§ **SUPPLIED INFORMATION**

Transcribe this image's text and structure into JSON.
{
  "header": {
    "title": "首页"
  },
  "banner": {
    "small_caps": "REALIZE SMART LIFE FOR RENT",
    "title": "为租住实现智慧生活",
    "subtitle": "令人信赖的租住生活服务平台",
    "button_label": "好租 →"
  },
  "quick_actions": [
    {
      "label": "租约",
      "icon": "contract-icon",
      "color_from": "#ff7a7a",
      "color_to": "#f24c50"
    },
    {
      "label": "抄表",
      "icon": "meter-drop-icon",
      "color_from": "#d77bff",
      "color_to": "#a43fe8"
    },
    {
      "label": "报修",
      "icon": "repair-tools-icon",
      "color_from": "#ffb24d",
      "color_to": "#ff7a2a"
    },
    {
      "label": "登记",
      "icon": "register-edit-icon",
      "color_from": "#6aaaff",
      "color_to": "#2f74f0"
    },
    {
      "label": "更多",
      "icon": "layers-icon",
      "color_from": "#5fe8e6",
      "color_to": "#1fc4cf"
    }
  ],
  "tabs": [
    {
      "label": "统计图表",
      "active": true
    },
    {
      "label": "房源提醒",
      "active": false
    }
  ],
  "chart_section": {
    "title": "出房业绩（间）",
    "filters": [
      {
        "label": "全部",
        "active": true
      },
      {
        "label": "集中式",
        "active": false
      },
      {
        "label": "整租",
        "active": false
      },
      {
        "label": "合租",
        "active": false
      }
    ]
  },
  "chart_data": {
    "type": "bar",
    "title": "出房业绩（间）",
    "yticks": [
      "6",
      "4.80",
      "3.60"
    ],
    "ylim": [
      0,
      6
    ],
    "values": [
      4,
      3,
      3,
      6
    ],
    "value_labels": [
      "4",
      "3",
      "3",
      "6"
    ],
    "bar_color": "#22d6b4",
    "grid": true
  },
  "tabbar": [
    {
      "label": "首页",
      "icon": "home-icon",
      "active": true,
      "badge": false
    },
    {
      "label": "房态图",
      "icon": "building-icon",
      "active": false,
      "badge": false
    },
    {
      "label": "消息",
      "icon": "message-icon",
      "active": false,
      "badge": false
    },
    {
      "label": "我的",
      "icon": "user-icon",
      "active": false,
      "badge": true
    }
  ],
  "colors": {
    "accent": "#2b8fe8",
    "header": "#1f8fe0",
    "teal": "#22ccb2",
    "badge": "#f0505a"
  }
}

§ **SHORT PROBLEM**
Copy out the whole listing exactly as written.

§ **WRITTEN ANSWER**
Transcribe this image's text and structure into JSON.
{
  "header": {
    "title": "首页"
  },
  "banner": {
    "small_caps": "REALIZE SMART LIFE FOR RENT",
    "title": "为租住实现智慧生活",
    "subtitle": "令人信赖的租住生活服务平台",
    "button_label": "好租 →"
  },
  "quick_actions": [
    {
      "label": "租约",
      "icon": "contract-icon",
      "color_from": "#ff7a7a",
      "color_to": "#f24c50"
    },
    {
      "label": "抄表",
      "icon": "meter-drop-icon",
      "color_from": "#d77bff",
      "color_to": "#a43fe8"
    },
    {
      "label": "报修",
      "icon": "repair-tools-icon",
      "color_from": "#ffb24d",
      "color_to": "#ff7a2a"
    },
    {
      "label": "登记",
      "icon": "register-edit-icon",
      "color_from": "#6aaaff",
      "color_to": "#2f74f0"
    },
    {
      "label": "更多",
      "icon": "layers-icon",
      "color_from": "#5fe8e6",
      "color_to": "#1fc4cf"
    }
  ],
  "tabs": [
    {
      "label": "统计图表",
      "active": true
    },
    {
      "label": "房源提醒",
      "active": false
    }
  ],
  "chart_section": {
    "title": "出房业绩（间）",
    "filters": [
      {
        "label": "全部",
        "active": true
      },
      {
        "label": "集中式",
        "active": false
      },
      {
        "label": "整租",
        "active": false
      },
      {
        "label": "合租",
        "active": false
      }
    ]
  },
  "chart_data": {
    "type": "bar",
    "title": "出房业绩（间）",
    "yticks": [
      "6",
      "4.80",
      "3.60"
    ],
    "ylim": [
      0,
      6
    ],
    "values": [
      4,
      3,
      3,
      6
    ],
    "value_labels": [
      "4",
      "3",
      "3",
      "6"
    ],
    "bar_color": "#22d6b4",
    "grid": true
  },
  "tabbar": [
    {
      "label": "首页",
      "icon": "home-icon",
      "active": true,
      "badge": false
    },
    {
      "label": "房态图",
      "icon": "building-icon",
      "active": false,
      "badge": false
    },
    {
      "label": "消息",
      "icon": "message-icon",
      "active": false,
      "badge": false
    },
    {
      "label": "我的",
      "icon": "user-icon",
      "active": false,
      "badge": true
    }
  ],
  "colors": {
    "accent": "#2b8fe8",
    "header": "#1f8fe0",
    "teal": "#22ccb2",
    "badge": "#f0505a"
  }
}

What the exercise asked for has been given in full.